** Short exercise **
Count only the lines of the records that hold "year", then give the number without any other words.

— Start of Provided records —

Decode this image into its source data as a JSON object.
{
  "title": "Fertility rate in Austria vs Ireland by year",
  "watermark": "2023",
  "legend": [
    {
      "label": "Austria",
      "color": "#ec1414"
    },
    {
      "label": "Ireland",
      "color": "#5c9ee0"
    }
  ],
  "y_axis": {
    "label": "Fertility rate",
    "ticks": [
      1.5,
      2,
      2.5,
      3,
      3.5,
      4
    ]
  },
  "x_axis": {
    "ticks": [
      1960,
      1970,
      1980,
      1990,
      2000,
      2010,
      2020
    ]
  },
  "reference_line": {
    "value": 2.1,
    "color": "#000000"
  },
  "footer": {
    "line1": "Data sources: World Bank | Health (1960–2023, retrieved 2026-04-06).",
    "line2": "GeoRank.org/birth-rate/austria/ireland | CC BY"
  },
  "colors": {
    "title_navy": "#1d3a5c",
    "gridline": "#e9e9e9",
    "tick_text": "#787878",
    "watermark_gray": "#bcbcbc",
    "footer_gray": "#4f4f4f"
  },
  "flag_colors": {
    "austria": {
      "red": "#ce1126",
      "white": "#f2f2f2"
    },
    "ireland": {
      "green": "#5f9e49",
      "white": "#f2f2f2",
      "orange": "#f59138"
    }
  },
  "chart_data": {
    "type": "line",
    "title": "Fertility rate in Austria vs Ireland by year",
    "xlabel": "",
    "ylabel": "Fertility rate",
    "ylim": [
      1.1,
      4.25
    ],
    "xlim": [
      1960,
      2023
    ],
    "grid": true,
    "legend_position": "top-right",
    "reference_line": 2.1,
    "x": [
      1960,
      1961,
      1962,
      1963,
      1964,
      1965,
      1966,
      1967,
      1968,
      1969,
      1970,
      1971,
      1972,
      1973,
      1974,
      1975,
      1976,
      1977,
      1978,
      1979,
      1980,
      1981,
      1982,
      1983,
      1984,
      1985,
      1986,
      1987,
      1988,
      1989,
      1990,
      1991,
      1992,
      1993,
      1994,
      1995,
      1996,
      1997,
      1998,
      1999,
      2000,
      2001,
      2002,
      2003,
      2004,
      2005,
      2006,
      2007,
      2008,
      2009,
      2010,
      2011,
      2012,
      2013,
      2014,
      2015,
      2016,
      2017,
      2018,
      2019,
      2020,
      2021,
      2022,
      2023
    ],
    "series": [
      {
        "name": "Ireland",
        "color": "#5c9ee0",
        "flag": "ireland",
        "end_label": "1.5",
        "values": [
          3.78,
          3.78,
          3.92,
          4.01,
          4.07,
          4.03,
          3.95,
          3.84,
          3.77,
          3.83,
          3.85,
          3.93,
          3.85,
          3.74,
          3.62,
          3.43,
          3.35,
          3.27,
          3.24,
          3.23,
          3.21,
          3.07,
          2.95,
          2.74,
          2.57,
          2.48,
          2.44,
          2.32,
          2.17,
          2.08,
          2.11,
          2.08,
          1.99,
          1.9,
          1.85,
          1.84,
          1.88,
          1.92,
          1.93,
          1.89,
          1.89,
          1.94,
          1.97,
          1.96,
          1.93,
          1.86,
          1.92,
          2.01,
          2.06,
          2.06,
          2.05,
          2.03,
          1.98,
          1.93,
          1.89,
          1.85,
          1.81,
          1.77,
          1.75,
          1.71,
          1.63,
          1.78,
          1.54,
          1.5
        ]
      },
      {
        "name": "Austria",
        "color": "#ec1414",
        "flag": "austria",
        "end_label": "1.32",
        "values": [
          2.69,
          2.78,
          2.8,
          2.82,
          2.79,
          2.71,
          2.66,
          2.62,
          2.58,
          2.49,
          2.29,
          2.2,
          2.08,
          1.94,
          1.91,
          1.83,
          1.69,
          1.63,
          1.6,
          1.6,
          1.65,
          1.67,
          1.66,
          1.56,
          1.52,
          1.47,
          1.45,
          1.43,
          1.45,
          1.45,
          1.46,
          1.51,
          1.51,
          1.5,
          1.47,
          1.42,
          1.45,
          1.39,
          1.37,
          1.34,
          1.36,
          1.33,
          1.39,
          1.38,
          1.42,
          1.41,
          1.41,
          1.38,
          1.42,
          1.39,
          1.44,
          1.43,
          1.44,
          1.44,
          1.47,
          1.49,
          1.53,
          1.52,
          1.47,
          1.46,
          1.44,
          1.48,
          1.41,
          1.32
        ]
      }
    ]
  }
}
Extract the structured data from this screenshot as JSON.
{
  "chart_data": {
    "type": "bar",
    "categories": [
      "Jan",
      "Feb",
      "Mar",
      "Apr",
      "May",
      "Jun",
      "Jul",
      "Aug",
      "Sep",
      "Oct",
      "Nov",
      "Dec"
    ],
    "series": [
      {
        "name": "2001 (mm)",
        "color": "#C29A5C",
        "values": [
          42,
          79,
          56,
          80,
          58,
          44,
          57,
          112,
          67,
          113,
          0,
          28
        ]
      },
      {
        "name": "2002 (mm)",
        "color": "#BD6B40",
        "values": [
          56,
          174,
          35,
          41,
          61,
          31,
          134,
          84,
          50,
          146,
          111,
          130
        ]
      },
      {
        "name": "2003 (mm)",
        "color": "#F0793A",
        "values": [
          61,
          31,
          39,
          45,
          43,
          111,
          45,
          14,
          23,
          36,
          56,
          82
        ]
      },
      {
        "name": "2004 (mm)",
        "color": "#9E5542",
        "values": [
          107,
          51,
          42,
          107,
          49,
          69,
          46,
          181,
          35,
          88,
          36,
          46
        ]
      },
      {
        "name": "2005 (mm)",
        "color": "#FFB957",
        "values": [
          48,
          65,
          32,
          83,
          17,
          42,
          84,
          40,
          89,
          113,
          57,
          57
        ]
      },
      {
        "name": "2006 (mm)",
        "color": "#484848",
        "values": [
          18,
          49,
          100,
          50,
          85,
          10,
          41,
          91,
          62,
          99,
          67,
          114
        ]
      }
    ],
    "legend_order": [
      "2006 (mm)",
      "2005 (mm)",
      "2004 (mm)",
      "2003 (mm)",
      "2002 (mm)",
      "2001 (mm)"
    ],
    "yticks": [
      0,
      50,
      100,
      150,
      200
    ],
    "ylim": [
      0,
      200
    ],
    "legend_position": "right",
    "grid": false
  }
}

— End of Provided records —

** Expected answer **
2